[Start]
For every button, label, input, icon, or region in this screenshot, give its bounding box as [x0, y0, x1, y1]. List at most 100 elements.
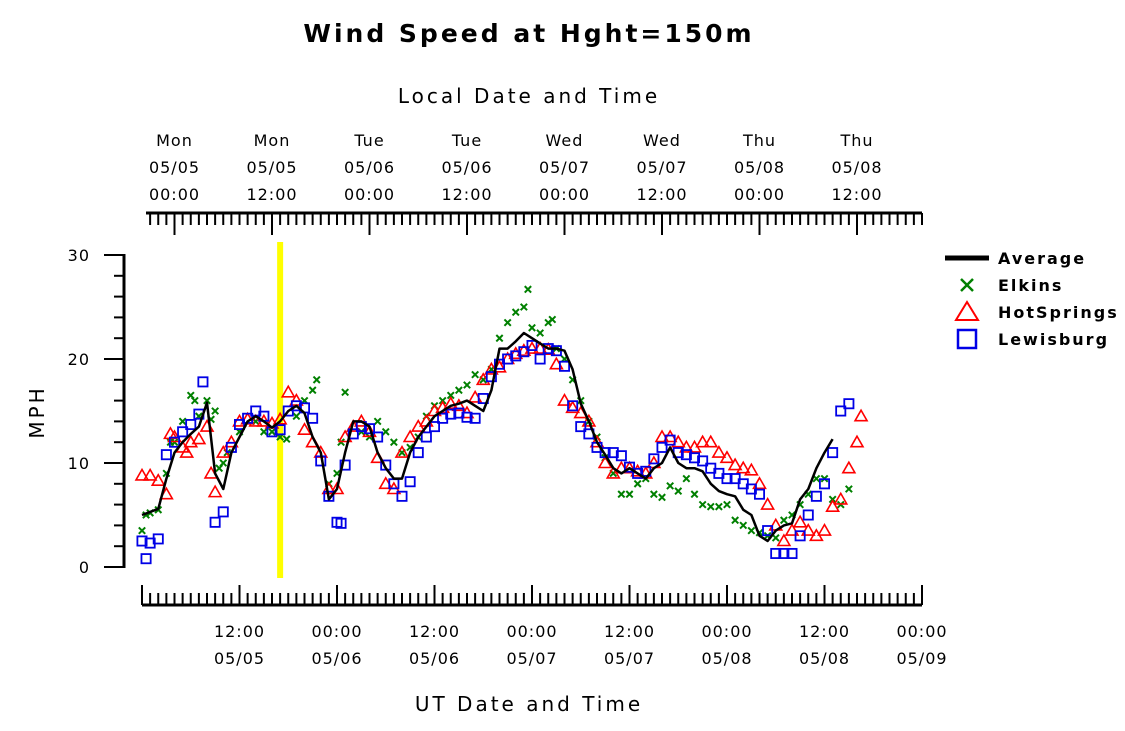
data-point [136, 535, 148, 547]
data-point [849, 434, 865, 448]
bottom-axis: 12:00 05/05 00:00 05/06 12:00 05/06 00:00 05/07… [141, 585, 947, 668]
data-point [706, 502, 715, 511]
data-point [690, 490, 699, 499]
data-point [633, 479, 642, 488]
data-point [274, 424, 286, 436]
top-tick-label: Mon [156, 131, 193, 150]
data-point [656, 441, 668, 453]
bottom-tick-label: 05/05 [214, 649, 265, 668]
data-point [152, 533, 164, 545]
data-point [674, 487, 683, 495]
data-point [666, 481, 675, 490]
data-point [800, 522, 816, 536]
data-point [519, 303, 528, 311]
legend-label: HotSprings [998, 303, 1119, 322]
data-point [695, 434, 711, 448]
data-point [622, 460, 637, 474]
data-point [341, 388, 350, 397]
data-point [589, 434, 605, 448]
data-point [443, 396, 459, 410]
data-point [698, 500, 707, 509]
data-point [565, 400, 581, 414]
data-point [682, 474, 691, 483]
bottom-tick-label: 05/06 [409, 649, 460, 668]
top-tick-label: 00:00 [734, 185, 785, 204]
data-point [373, 417, 382, 426]
data-point [179, 444, 195, 458]
data-point [471, 370, 480, 379]
data-point [290, 400, 302, 412]
marker-line-layer [277, 242, 284, 578]
data-point [536, 329, 545, 337]
data-point [339, 459, 351, 471]
data-point [394, 444, 410, 458]
data-point [524, 285, 532, 294]
data-point [233, 419, 245, 431]
data-point [223, 434, 239, 448]
bottom-tick-label: 12:00 [214, 622, 265, 641]
data-point [844, 485, 853, 493]
current-time-marker [277, 242, 284, 578]
data-point [557, 392, 572, 406]
data-point [779, 516, 788, 525]
data-point [463, 381, 471, 389]
data-point [528, 323, 536, 332]
top-tick-label: 12:00 [441, 185, 492, 204]
data-point [778, 547, 790, 559]
y-tick-label: 20 [68, 350, 90, 369]
top-tick-label: 00:00 [344, 185, 395, 204]
data-point [784, 522, 800, 536]
data-point [743, 462, 759, 476]
legend-label: Lewisburg [998, 330, 1109, 349]
data-point [771, 533, 780, 542]
data-point [503, 318, 512, 327]
top-tick-label: 05/07 [636, 158, 687, 177]
data-point [581, 413, 597, 427]
bottom-tick-label: 05/08 [701, 649, 752, 668]
data-point [731, 516, 740, 525]
data-point [502, 353, 514, 365]
data-point [819, 478, 831, 490]
data-point [292, 412, 301, 421]
chart-title: Wind Speed at Hght=150m [303, 19, 754, 48]
data-point [134, 467, 150, 481]
data-point [168, 436, 180, 448]
bottom-axis-title: UT Date and Time [415, 692, 643, 716]
data-point [735, 460, 751, 474]
legend: Average Elkins HotSprings Lewisburg [945, 249, 1119, 350]
data-point [841, 460, 857, 474]
data-point [575, 421, 587, 433]
data-point [485, 371, 497, 383]
data-point [142, 467, 158, 481]
data-point [658, 493, 666, 502]
top-tick-label: 05/05 [149, 158, 200, 177]
data-point [404, 476, 416, 488]
data-point [714, 502, 723, 511]
data-point [454, 386, 463, 395]
data-point [203, 396, 211, 405]
data-point [160, 449, 172, 461]
bottom-tick-label: 12:00 [409, 622, 460, 641]
data-point [786, 547, 798, 559]
data-point [217, 506, 229, 518]
top-tick-label: Thu [839, 131, 873, 150]
top-axis: Mon 05/05 00:00 Mon 05/05 12:00 Tue 05/06 00:00 T… [146, 131, 923, 235]
data-point [607, 447, 619, 459]
series-line [141, 331, 834, 543]
data-point [307, 412, 319, 424]
bottom-tick-label: 00:00 [701, 622, 752, 641]
data-point [680, 449, 692, 461]
data-point [259, 427, 268, 436]
top-tick-label: 12:00 [831, 185, 882, 204]
legend-swatch [954, 300, 980, 321]
top-tick-label: 05/05 [246, 158, 297, 177]
data-point [268, 427, 276, 436]
top-tick-label: 05/08 [734, 158, 785, 177]
data-point [363, 423, 375, 435]
data-point [335, 517, 347, 529]
top-tick-label: 12:00 [636, 185, 687, 204]
data-point [567, 400, 579, 412]
data-point [597, 455, 613, 469]
data-point [843, 398, 855, 410]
[End]
**Given exercise**
Can you copy out the material above word for word, leaving out the picture?

**Answer for the task**
For every button, label, input, icon, or region in this screenshot, give its bounding box as [x0, y0, x1, y1]. List at most 100 elements.
data-point [136, 535, 148, 547]
data-point [849, 434, 865, 448]
bottom-axis: 12:00 05/05 00:00 05/06 12:00 05/06 00:00 05/07… [141, 585, 947, 668]
data-point [706, 502, 715, 511]
data-point [690, 490, 699, 499]
data-point [633, 479, 642, 488]
data-point [274, 424, 286, 436]
top-tick-label: Mon [156, 131, 193, 150]
data-point [656, 441, 668, 453]
bottom-tick-label: 05/05 [214, 649, 265, 668]
data-point [152, 533, 164, 545]
data-point [674, 487, 683, 495]
data-point [666, 481, 675, 490]
data-point [800, 522, 816, 536]
data-point [519, 303, 528, 311]
legend-label: HotSprings [998, 303, 1119, 322]
data-point [695, 434, 711, 448]
data-point [622, 460, 637, 474]
data-point [341, 388, 350, 397]
data-point [589, 434, 605, 448]
data-point [443, 396, 459, 410]
data-point [698, 500, 707, 509]
data-point [565, 400, 581, 414]
data-point [682, 474, 691, 483]
bottom-tick-label: 05/06 [409, 649, 460, 668]
top-tick-label: 00:00 [734, 185, 785, 204]
data-point [373, 417, 382, 426]
data-point [179, 444, 195, 458]
data-point [471, 370, 480, 379]
data-point [290, 400, 302, 412]
marker-line-layer [277, 242, 284, 578]
data-point [536, 329, 545, 337]
data-point [339, 459, 351, 471]
data-point [394, 444, 410, 458]
data-point [524, 285, 532, 294]
data-point [233, 419, 245, 431]
data-point [223, 434, 239, 448]
bottom-tick-label: 12:00 [214, 622, 265, 641]
data-point [844, 485, 853, 493]
current-time-marker [277, 242, 284, 578]
data-point [557, 392, 572, 406]
data-point [779, 516, 788, 525]
data-point [463, 381, 471, 389]
data-point [528, 323, 536, 332]
top-tick-label: 12:00 [441, 185, 492, 204]
data-point [778, 547, 790, 559]
y-tick-label: 20 [68, 350, 90, 369]
top-tick-label: 00:00 [344, 185, 395, 204]
data-point [784, 522, 800, 536]
data-point [743, 462, 759, 476]
legend-label: Lewisburg [998, 330, 1109, 349]
data-point [771, 533, 780, 542]
data-point [503, 318, 512, 327]
top-tick-label: 05/07 [636, 158, 687, 177]
data-point [581, 413, 597, 427]
bottom-tick-label: 05/08 [701, 649, 752, 668]
data-point [731, 516, 740, 525]
data-point [502, 353, 514, 365]
data-point [819, 478, 831, 490]
data-point [292, 412, 301, 421]
chart-title: Wind Speed at Hght=150m [303, 19, 754, 48]
data-point [134, 467, 150, 481]
data-point [168, 436, 180, 448]
bottom-axis-title: UT Date and Time [415, 692, 643, 716]
data-point [735, 460, 751, 474]
legend: Average Elkins HotSprings Lewisburg [945, 249, 1119, 350]
data-point [841, 460, 857, 474]
data-point [575, 421, 587, 433]
data-point [485, 371, 497, 383]
data-point [142, 467, 158, 481]
data-point [658, 493, 666, 502]
top-tick-label: 05/05 [149, 158, 200, 177]
data-point [404, 476, 416, 488]
data-point [714, 502, 723, 511]
data-point [454, 386, 463, 395]
data-point [203, 396, 211, 405]
data-point [160, 449, 172, 461]
bottom-tick-label: 12:00 [409, 622, 460, 641]
data-point [786, 547, 798, 559]
data-point [217, 506, 229, 518]
top-tick-label: Thu [839, 131, 873, 150]
top-axis: Mon 05/05 00:00 Mon 05/05 12:00 Tue 05/06 00:00 T… [146, 131, 923, 235]
data-point [607, 447, 619, 459]
series-line [141, 331, 834, 543]
data-point [307, 412, 319, 424]
bottom-tick-label: 00:00 [701, 622, 752, 641]
data-point [680, 449, 692, 461]
data-point [259, 427, 268, 436]
top-tick-label: 12:00 [831, 185, 882, 204]
legend-swatch [954, 300, 980, 321]
top-tick-label: 05/05 [246, 158, 297, 177]
data-point [268, 427, 276, 436]
top-tick-label: 05/08 [734, 158, 785, 177]
data-point [363, 423, 375, 435]
data-point [335, 517, 347, 529]
top-tick-label: 12:00 [636, 185, 687, 204]
data-point [567, 400, 579, 412]
data-point [597, 455, 613, 469]
data-point [843, 398, 855, 410]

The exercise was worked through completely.